— start of INPUT MATERIAL —
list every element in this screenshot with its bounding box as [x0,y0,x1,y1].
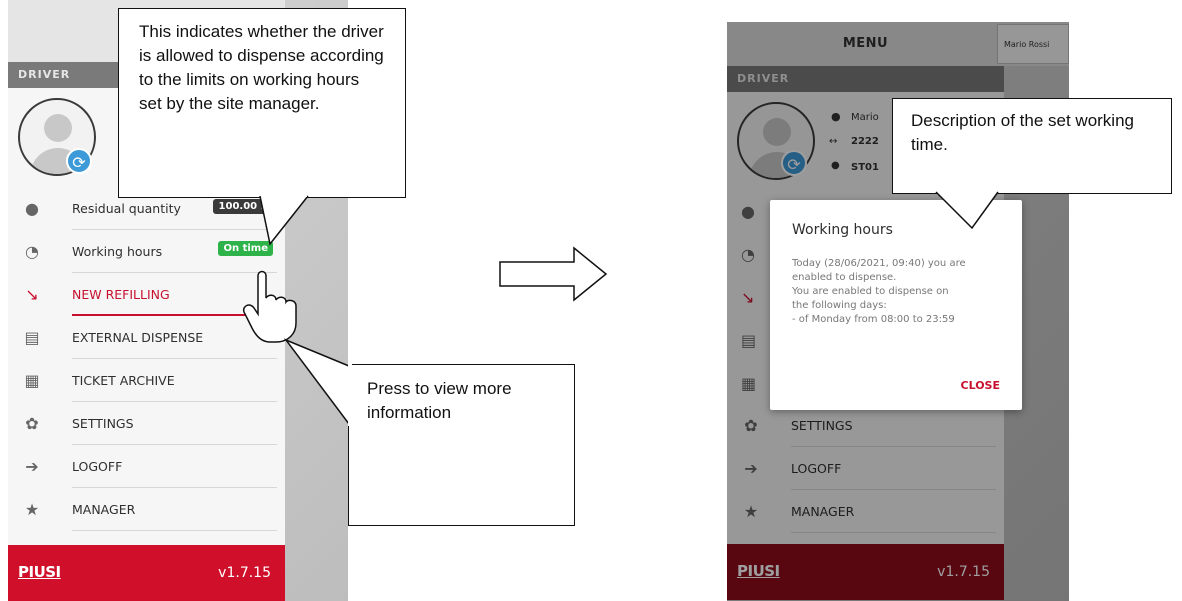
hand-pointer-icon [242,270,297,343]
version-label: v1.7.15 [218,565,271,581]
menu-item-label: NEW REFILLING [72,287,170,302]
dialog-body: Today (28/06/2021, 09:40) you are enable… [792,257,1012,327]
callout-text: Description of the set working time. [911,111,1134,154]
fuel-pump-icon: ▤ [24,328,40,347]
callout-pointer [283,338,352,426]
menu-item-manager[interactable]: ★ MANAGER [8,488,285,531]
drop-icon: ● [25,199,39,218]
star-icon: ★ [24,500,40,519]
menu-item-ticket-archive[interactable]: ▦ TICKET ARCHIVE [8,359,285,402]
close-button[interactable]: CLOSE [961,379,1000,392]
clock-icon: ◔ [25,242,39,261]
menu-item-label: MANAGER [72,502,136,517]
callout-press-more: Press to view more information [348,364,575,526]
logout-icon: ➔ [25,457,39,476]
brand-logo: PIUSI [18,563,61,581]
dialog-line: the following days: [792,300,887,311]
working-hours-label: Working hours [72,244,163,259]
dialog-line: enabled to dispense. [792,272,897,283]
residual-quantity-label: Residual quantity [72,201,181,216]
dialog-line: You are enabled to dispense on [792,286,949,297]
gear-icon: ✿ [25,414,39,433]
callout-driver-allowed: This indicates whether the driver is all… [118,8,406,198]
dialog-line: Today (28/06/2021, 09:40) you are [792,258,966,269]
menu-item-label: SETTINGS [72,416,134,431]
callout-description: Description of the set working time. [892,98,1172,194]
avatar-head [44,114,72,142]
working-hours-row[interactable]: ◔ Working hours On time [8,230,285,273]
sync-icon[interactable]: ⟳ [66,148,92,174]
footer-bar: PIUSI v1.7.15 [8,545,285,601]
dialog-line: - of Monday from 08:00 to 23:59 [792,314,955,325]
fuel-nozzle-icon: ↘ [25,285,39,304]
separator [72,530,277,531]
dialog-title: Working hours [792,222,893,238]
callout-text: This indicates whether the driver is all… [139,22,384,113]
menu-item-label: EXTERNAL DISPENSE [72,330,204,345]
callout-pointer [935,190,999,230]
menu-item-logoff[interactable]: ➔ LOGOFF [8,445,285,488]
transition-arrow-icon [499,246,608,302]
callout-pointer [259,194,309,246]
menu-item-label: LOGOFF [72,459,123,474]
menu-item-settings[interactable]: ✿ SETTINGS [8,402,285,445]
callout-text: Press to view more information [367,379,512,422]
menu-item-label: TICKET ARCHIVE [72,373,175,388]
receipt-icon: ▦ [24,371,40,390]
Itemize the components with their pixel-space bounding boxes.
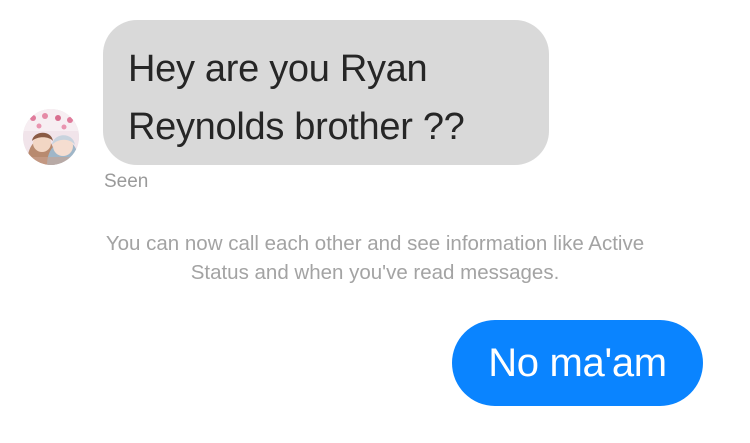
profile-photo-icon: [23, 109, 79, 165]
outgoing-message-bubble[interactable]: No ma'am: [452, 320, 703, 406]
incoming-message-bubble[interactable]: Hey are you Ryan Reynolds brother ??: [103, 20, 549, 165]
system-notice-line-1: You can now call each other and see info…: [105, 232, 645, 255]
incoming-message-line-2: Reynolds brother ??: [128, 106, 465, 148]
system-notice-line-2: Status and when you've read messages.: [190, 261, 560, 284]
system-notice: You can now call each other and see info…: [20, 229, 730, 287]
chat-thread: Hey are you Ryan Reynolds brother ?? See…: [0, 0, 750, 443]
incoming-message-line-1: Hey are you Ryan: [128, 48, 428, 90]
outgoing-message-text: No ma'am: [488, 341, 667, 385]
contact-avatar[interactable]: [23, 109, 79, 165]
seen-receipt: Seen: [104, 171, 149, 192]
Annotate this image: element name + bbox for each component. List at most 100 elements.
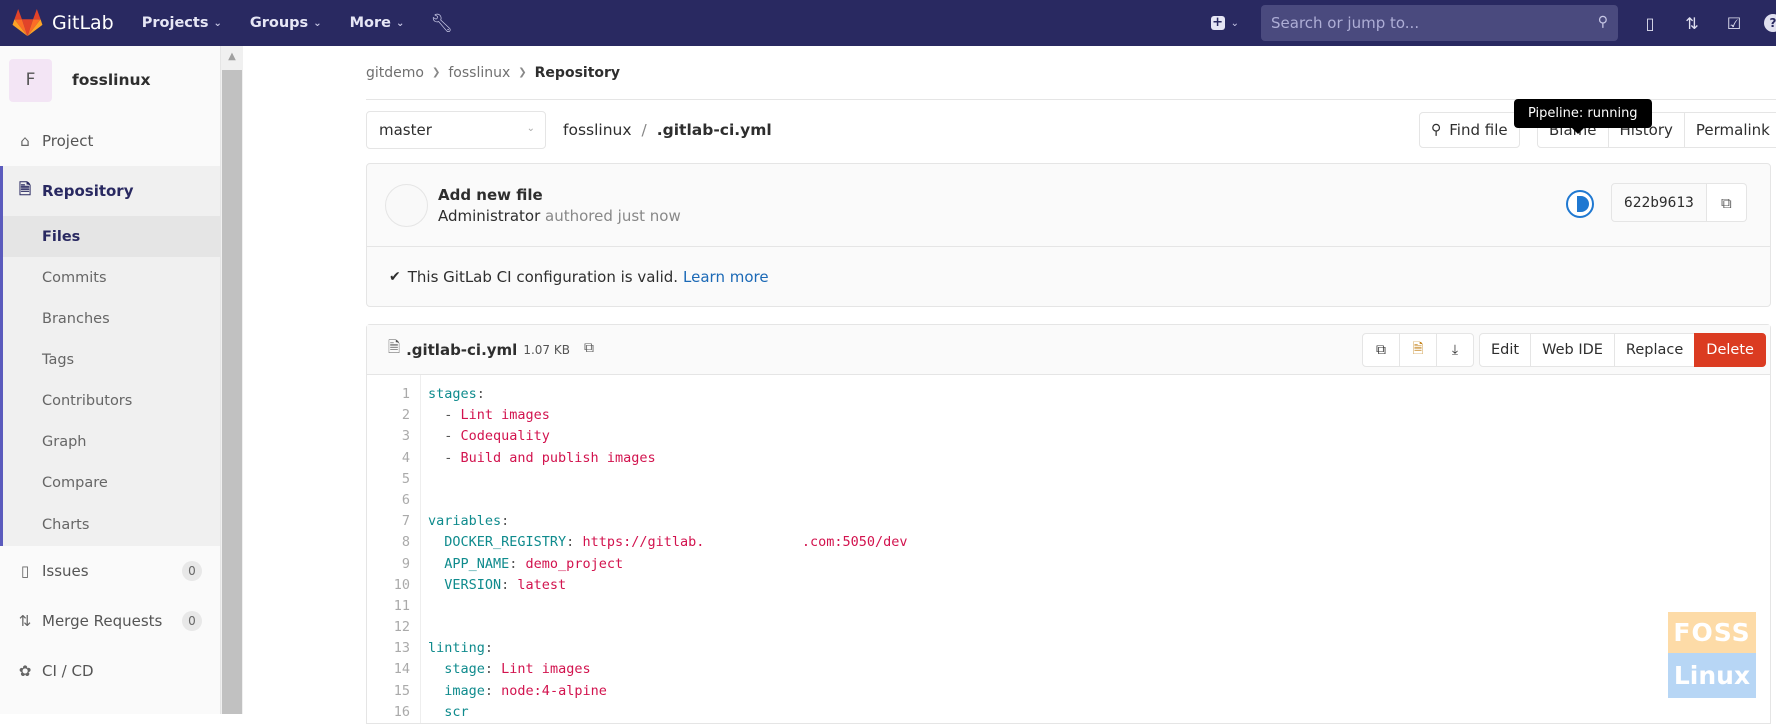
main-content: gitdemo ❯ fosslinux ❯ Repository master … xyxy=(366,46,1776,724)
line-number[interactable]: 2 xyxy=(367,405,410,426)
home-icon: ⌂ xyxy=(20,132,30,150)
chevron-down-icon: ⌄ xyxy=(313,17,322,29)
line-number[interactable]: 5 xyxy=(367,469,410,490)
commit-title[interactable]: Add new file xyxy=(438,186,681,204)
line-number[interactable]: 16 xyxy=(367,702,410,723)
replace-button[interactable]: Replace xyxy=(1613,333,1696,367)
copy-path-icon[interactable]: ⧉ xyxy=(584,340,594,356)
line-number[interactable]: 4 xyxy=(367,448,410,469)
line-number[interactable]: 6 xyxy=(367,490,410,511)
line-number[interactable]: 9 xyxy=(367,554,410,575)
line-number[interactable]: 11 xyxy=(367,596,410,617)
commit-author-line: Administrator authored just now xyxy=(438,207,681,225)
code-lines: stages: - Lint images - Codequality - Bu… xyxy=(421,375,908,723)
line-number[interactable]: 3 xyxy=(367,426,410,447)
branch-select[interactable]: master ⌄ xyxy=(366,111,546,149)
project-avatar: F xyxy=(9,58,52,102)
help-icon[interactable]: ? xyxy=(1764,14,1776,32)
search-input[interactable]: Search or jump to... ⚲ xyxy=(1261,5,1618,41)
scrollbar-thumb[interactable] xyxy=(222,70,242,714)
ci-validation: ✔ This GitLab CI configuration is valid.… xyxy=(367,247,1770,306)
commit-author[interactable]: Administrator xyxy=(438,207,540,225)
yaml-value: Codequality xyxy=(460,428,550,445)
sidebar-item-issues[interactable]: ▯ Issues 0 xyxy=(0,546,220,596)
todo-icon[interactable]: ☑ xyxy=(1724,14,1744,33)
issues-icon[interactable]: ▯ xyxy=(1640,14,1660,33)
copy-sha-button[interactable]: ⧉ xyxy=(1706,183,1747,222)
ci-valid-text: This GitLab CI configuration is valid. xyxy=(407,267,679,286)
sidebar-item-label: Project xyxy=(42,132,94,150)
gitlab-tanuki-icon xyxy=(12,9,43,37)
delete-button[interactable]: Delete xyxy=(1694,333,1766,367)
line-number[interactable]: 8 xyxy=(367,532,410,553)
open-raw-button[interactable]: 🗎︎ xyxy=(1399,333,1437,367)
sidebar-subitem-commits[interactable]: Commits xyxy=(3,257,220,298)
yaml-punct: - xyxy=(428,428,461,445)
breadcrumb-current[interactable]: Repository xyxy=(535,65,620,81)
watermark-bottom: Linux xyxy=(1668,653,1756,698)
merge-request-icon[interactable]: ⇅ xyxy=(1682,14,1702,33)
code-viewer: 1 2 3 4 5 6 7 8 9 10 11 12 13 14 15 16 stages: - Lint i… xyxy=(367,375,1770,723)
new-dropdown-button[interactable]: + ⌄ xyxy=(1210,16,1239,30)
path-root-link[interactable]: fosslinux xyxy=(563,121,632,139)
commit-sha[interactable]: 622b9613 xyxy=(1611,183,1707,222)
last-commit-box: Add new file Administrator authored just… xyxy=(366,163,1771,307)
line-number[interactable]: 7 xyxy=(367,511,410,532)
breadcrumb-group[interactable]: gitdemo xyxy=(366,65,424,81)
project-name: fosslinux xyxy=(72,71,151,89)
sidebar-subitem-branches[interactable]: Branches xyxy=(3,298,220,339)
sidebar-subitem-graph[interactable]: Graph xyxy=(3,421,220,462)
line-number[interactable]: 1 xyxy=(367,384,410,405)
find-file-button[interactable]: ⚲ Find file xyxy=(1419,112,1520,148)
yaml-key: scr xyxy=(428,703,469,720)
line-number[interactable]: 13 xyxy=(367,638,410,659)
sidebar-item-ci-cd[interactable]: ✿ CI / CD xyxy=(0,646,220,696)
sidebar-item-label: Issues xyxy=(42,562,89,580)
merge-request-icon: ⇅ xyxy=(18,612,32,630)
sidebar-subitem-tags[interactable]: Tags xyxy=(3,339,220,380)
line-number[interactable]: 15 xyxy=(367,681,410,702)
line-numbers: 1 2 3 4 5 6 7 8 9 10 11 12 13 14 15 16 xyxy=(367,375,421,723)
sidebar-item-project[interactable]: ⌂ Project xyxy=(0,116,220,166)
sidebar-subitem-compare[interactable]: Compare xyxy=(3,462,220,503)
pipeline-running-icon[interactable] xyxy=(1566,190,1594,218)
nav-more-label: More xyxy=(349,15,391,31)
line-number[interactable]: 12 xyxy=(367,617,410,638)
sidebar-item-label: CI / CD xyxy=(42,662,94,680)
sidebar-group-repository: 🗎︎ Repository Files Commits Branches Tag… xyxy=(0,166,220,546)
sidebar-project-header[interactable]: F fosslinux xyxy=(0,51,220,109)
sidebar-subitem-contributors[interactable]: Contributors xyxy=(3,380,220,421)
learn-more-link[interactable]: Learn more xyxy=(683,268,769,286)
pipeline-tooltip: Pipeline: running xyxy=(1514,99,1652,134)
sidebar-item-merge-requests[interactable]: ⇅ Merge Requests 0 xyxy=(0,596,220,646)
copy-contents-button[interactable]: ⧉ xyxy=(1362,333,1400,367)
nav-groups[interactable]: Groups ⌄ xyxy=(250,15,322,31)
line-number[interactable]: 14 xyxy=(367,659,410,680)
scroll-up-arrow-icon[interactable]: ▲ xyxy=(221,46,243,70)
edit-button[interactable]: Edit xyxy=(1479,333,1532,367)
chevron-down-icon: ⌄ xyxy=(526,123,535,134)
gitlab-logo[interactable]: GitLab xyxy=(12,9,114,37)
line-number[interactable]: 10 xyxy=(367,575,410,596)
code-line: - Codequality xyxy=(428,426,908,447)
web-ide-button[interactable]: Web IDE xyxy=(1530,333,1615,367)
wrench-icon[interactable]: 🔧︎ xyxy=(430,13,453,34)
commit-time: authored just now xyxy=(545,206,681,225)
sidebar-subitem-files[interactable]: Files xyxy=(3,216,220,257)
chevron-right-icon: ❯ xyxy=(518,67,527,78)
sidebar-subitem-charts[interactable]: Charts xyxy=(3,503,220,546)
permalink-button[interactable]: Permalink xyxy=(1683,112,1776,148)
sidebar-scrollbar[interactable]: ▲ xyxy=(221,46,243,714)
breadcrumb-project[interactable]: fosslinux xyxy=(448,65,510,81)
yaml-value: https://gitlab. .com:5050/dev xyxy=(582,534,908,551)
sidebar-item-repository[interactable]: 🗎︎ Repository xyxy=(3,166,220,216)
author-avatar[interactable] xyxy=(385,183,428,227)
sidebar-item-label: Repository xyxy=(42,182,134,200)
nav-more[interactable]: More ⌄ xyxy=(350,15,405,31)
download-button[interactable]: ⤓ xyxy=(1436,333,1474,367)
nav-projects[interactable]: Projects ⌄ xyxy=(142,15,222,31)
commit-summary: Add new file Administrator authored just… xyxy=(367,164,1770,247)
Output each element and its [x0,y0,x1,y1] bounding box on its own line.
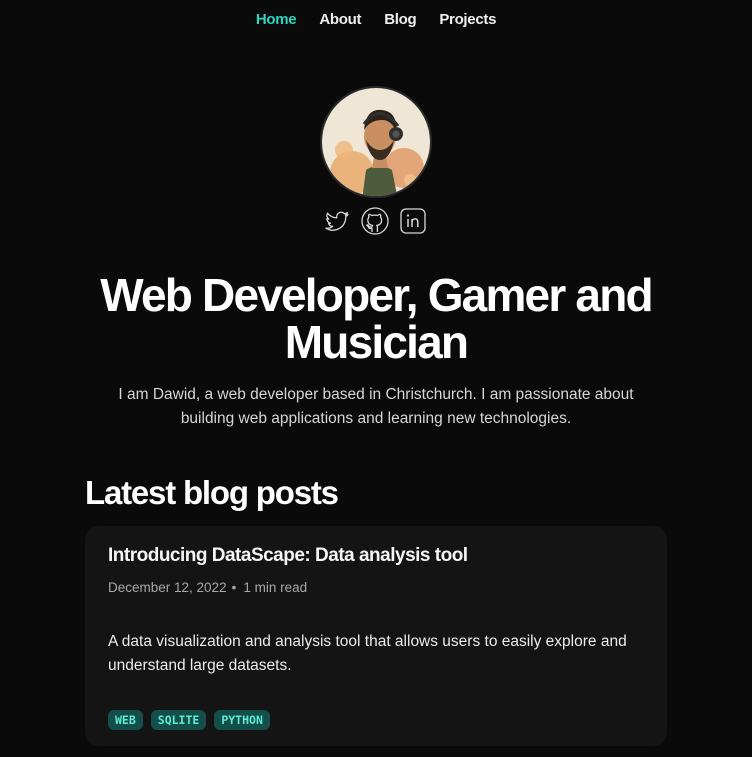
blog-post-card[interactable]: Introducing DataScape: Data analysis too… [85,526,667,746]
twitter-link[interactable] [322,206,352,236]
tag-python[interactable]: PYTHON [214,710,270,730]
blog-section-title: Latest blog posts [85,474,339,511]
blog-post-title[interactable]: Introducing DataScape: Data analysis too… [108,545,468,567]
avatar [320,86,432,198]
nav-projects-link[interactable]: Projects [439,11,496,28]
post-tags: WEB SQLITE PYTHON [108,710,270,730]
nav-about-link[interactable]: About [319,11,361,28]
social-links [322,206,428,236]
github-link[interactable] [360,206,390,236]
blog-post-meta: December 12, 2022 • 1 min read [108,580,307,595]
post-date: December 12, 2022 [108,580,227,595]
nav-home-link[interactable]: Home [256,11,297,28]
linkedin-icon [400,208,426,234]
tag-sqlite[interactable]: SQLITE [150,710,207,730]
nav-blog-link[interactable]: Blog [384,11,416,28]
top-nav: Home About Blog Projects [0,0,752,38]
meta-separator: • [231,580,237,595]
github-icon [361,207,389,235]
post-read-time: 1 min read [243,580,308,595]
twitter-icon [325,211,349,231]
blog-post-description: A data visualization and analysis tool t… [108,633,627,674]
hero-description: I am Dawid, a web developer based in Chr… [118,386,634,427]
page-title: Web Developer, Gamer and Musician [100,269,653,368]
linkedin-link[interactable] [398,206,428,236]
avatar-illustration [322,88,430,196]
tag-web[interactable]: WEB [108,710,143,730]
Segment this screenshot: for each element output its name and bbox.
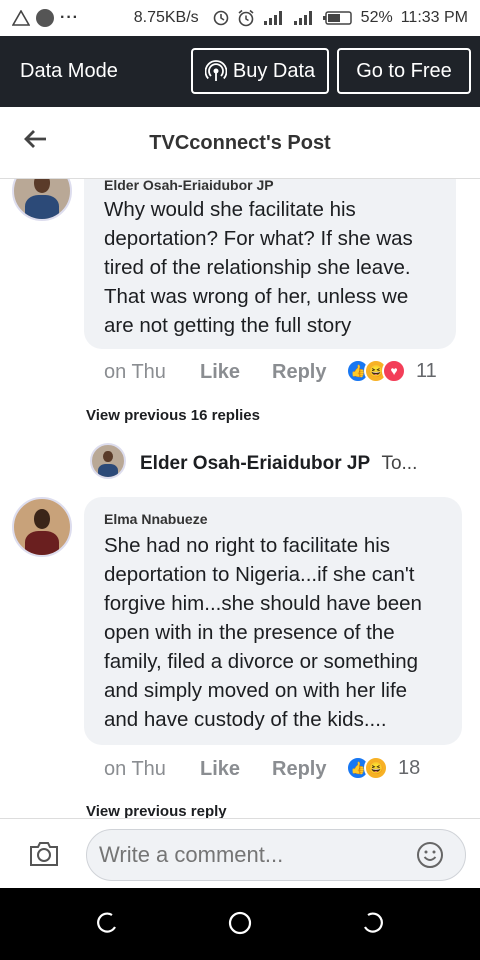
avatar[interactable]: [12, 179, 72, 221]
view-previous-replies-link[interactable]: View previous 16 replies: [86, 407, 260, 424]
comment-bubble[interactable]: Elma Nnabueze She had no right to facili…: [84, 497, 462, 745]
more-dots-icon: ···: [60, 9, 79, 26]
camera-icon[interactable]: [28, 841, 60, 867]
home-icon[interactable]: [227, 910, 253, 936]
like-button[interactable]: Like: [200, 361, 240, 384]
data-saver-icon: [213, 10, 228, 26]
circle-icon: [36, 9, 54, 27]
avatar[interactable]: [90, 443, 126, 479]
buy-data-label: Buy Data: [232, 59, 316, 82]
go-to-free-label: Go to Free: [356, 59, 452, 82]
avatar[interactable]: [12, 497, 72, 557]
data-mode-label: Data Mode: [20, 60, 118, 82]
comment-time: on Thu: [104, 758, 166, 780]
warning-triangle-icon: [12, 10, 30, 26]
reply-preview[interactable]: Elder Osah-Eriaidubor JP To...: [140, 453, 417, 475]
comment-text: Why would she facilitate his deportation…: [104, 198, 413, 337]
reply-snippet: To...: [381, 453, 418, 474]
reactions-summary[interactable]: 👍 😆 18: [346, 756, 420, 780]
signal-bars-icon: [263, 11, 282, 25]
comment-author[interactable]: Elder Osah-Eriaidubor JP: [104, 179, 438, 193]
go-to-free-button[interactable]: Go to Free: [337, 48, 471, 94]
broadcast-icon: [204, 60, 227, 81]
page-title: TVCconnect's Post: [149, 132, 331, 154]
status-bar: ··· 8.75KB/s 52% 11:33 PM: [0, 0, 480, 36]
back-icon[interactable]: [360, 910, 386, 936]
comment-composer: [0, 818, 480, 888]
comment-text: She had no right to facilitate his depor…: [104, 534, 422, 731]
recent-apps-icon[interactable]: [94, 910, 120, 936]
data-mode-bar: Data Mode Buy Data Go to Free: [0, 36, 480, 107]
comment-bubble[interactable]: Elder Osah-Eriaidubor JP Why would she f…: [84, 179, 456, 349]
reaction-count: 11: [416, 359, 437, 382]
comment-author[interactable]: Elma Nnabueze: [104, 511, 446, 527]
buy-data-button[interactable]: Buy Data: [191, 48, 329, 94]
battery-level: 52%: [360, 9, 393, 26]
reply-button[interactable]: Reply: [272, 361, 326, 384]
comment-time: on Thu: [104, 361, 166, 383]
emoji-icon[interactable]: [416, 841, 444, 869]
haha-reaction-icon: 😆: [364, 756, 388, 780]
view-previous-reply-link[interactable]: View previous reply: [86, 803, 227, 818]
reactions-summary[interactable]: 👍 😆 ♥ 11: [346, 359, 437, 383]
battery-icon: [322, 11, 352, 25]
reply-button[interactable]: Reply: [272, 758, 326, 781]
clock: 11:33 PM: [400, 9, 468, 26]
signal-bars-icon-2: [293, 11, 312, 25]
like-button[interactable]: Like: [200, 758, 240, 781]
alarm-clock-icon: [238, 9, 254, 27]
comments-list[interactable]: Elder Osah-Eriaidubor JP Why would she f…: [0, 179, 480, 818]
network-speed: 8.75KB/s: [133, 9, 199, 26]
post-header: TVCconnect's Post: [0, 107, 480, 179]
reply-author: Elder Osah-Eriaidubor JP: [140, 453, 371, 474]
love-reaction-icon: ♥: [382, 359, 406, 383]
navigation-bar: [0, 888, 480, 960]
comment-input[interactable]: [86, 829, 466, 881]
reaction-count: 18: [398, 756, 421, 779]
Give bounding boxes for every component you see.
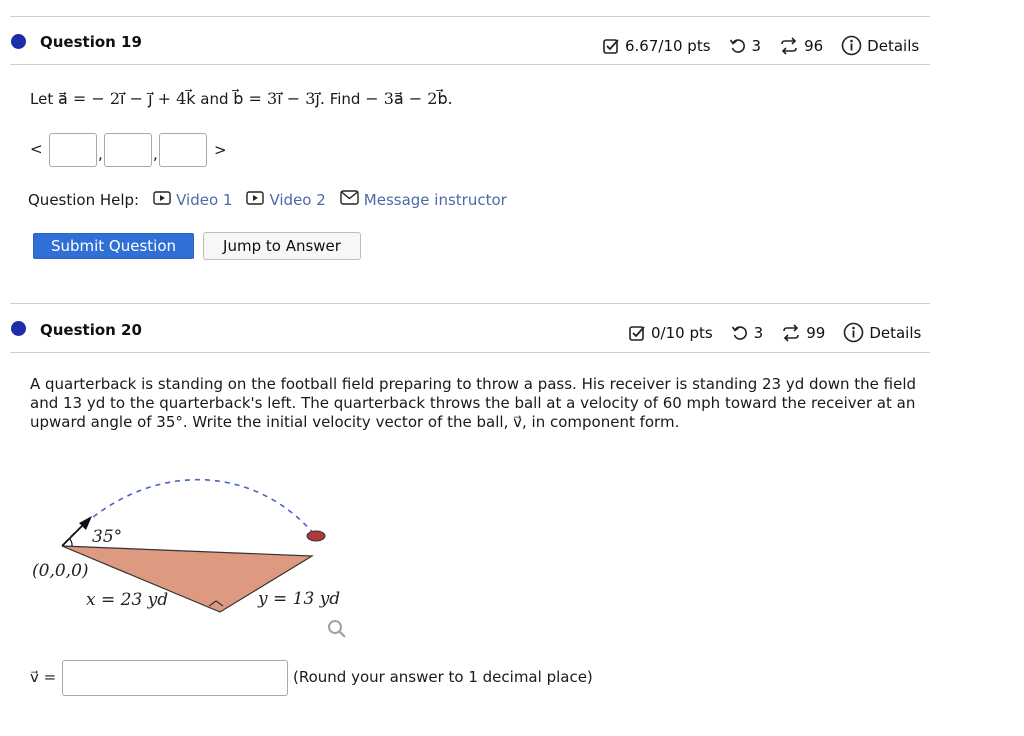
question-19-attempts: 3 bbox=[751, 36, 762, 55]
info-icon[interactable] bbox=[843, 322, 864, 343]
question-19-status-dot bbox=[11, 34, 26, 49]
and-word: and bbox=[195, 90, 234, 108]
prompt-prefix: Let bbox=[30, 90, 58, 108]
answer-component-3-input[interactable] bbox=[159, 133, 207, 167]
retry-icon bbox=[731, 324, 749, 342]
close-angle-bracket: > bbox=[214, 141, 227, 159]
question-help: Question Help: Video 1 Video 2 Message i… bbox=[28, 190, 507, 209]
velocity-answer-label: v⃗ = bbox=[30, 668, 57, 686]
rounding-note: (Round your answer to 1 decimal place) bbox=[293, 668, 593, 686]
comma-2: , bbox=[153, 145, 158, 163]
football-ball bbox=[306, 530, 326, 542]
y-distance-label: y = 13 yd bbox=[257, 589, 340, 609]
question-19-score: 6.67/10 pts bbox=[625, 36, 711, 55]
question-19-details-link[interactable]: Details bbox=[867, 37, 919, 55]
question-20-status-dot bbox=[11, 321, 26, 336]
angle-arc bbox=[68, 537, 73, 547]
— end of INPUT MATERIAL —
(PROBLEM) Copy the lines of the listing verbatim, starting at the line that has "profile-photo-icon: [23, 109, 79, 165]" and stopping after the line that has "incoming-message-line-2: Reynolds brother".

(SOLUTION TO THE PROBLEM)
profile-photo-icon: [23, 109, 79, 165]
outgoing-message-bubble[interactable]: No ma'am: [452, 320, 703, 406]
incoming-message-bubble[interactable]: Hey are you Ryan Reynolds brother ??: [103, 20, 549, 165]
system-notice-line-1: You can now call each other and see info…: [105, 232, 645, 255]
incoming-message-line-2: Reynolds brother ??: [128, 106, 465, 148]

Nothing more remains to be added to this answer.